# Provided data

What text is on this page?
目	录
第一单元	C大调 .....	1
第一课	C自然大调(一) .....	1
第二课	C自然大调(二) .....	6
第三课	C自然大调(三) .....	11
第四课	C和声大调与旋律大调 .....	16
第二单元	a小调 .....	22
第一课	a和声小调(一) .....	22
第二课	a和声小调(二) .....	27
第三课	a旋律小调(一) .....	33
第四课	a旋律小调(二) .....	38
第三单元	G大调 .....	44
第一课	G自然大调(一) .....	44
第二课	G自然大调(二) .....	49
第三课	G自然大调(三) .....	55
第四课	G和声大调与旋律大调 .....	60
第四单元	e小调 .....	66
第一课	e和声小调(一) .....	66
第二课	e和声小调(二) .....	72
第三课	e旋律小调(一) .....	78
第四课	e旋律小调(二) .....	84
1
* * *
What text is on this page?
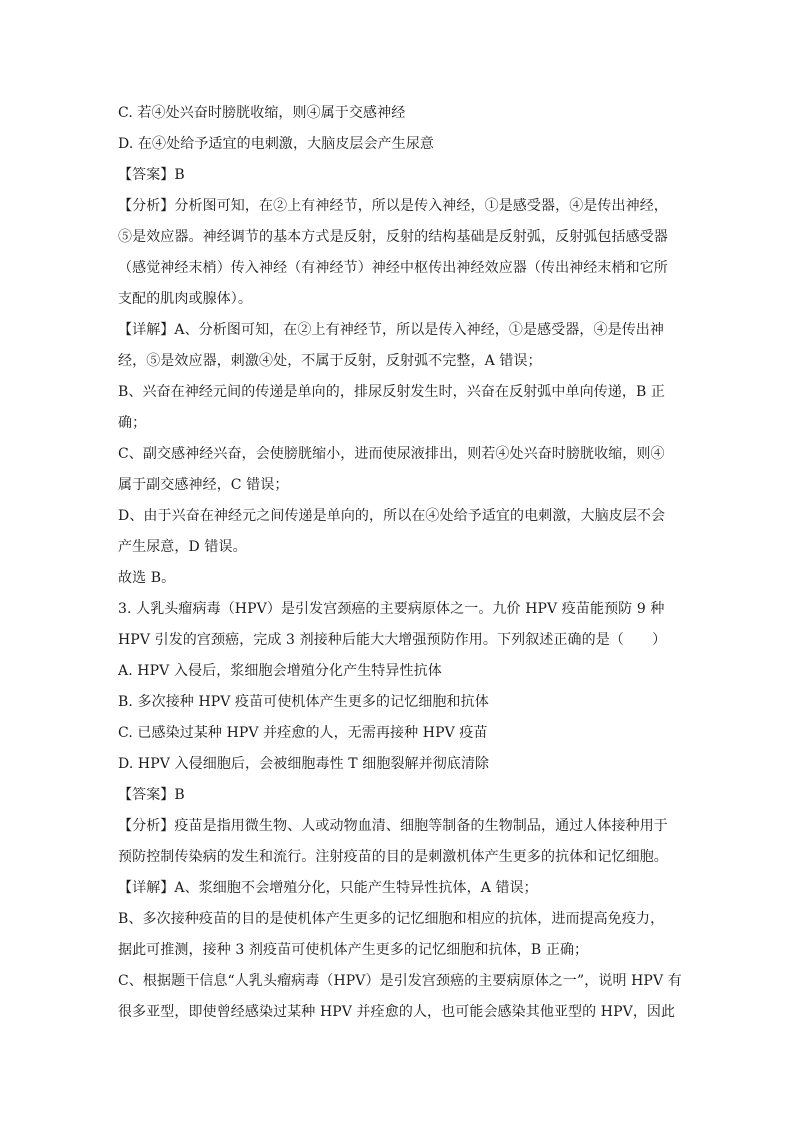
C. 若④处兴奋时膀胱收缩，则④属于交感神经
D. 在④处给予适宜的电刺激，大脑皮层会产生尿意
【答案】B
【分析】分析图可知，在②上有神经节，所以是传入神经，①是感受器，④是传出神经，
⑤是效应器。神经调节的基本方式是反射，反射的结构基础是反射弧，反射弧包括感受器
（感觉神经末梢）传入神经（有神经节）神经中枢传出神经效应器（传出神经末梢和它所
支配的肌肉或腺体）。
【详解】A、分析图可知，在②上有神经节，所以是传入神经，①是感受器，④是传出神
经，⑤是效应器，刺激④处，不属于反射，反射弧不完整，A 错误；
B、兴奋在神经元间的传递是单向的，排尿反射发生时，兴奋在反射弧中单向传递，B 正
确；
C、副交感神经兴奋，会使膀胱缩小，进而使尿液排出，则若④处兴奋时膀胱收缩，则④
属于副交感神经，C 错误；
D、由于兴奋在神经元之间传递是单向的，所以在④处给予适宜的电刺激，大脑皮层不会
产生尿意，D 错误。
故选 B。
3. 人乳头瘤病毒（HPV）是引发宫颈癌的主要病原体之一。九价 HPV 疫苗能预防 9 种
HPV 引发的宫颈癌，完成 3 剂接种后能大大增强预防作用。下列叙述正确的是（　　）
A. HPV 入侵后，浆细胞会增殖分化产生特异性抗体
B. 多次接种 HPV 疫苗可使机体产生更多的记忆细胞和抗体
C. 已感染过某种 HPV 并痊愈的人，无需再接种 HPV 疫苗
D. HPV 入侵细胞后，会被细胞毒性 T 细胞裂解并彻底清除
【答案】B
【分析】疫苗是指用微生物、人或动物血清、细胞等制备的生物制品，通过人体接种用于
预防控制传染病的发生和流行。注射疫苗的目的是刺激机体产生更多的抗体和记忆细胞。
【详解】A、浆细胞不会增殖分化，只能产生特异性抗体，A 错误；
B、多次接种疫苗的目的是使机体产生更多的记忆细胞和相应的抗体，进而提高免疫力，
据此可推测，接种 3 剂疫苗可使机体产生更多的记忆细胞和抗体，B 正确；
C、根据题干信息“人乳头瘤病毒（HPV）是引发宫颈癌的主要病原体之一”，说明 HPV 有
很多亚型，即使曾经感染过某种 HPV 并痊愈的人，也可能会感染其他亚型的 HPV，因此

# Work to do
Gather each line of the listing that holds the string "所以是传入神经".

# Output
【分析】分析图可知，在②上有神经节，所以是传入神经，①是感受器，④是传出神经，
【详解】A、分析图可知，在②上有神经节，所以是传入神经，①是感受器，④是传出神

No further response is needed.